What you need to do: In the material below, reproduce word for word the lines between the one containing "memory-3-longitude-field[interactable] [485, 160, 565, 181]" and the one containing "dialog-window: Working Memory", inclusive.
-- start of Material --
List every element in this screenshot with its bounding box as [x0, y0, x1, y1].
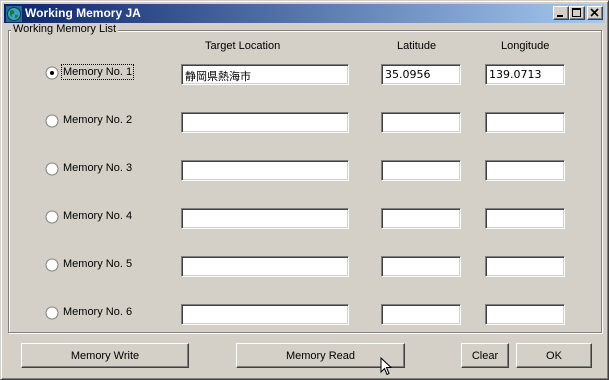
memory-3-longitude-field[interactable] [485, 160, 565, 181]
memory-1-radio[interactable] [45, 66, 59, 80]
header-latitude: Latitude [397, 40, 437, 52]
memory-4-latitude-field[interactable] [381, 208, 461, 229]
memory-3-radio[interactable] [45, 162, 59, 176]
memory-3-location-field[interactable] [181, 160, 349, 181]
memory-6-radio[interactable] [45, 306, 59, 320]
header-longitude: Longitude [501, 40, 550, 52]
memory-3-label[interactable]: Memory No. 3 [63, 162, 132, 174]
maximize-button[interactable] [569, 6, 585, 20]
close-button[interactable] [587, 6, 603, 20]
memory-4-longitude-field[interactable] [485, 208, 565, 229]
memory-4-location-field[interactable] [181, 208, 349, 229]
title-bar[interactable]: Working Memory JA [4, 4, 605, 23]
mouse-pointer-icon [380, 357, 392, 376]
memory-1-label[interactable]: Memory No. 1 [60, 64, 135, 80]
memory-2-longitude-field[interactable] [485, 112, 565, 133]
minimize-button[interactable] [553, 6, 569, 20]
close-icon [590, 8, 599, 17]
group-label: Working Memory List [11, 23, 119, 35]
memory-1-longitude-field[interactable]: 139.0713 [485, 64, 565, 85]
window-title: Working Memory JA [25, 6, 141, 20]
dialog-window: Working Memory JA Working Memory List Ta… [0, 0, 609, 380]
memory-5-radio[interactable] [45, 258, 59, 272]
memory-1-latitude-field[interactable]: 35.0956 [381, 64, 461, 85]
clear-button[interactable]: Clear [461, 343, 509, 368]
memory-4-label[interactable]: Memory No. 4 [63, 210, 132, 222]
memory-2-location-field[interactable] [181, 112, 349, 133]
memory-2-radio[interactable] [45, 114, 59, 128]
header-target-location: Target Location [205, 40, 281, 52]
ok-button[interactable]: OK [516, 343, 592, 368]
memory-5-location-field[interactable] [181, 256, 349, 277]
memory-5-label[interactable]: Memory No. 5 [63, 258, 132, 270]
minimize-icon [557, 15, 563, 17]
memory-4-radio[interactable] [45, 210, 59, 224]
memory-5-longitude-field[interactable] [485, 256, 565, 277]
memory-write-button[interactable]: Memory Write [21, 343, 189, 368]
memory-2-latitude-field[interactable] [381, 112, 461, 133]
memory-6-label[interactable]: Memory No. 6 [63, 306, 132, 318]
memory-6-latitude-field[interactable] [381, 304, 461, 325]
memory-3-latitude-field[interactable] [381, 160, 461, 181]
memory-2-label[interactable]: Memory No. 2 [63, 114, 132, 126]
memory-1-location-field[interactable]: 静岡県熱海市 [181, 64, 349, 85]
memory-6-location-field[interactable] [181, 304, 349, 325]
memory-6-longitude-field[interactable] [485, 304, 565, 325]
maximize-icon [572, 8, 581, 17]
memory-5-latitude-field[interactable] [381, 256, 461, 277]
globe-app-icon [6, 5, 22, 22]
-- end of Material --
Solution:
memory-3-longitude-field[interactable] [485, 160, 565, 181]
memory-1-radio[interactable] [45, 66, 59, 80]
header-latitude: Latitude [397, 40, 437, 52]
memory-4-latitude-field[interactable] [381, 208, 461, 229]
memory-3-radio[interactable] [45, 162, 59, 176]
memory-3-location-field[interactable] [181, 160, 349, 181]
memory-6-radio[interactable] [45, 306, 59, 320]
header-longitude: Longitude [501, 40, 550, 52]
memory-3-label[interactable]: Memory No. 3 [63, 162, 132, 174]
maximize-button[interactable] [569, 6, 585, 20]
close-button[interactable] [587, 6, 603, 20]
memory-4-longitude-field[interactable] [485, 208, 565, 229]
memory-4-location-field[interactable] [181, 208, 349, 229]
title-bar[interactable]: Working Memory JA [4, 4, 605, 23]
mouse-pointer-icon [380, 357, 392, 376]
memory-1-label[interactable]: Memory No. 1 [60, 64, 135, 80]
memory-2-longitude-field[interactable] [485, 112, 565, 133]
minimize-button[interactable] [553, 6, 569, 20]
close-icon [590, 8, 599, 17]
group-label: Working Memory List [11, 23, 119, 35]
memory-1-longitude-field[interactable]: 139.0713 [485, 64, 565, 85]
window-title: Working Memory JA [25, 6, 141, 20]
dialog-window: Working Memory JA Working Memory List Ta… [0, 0, 609, 380]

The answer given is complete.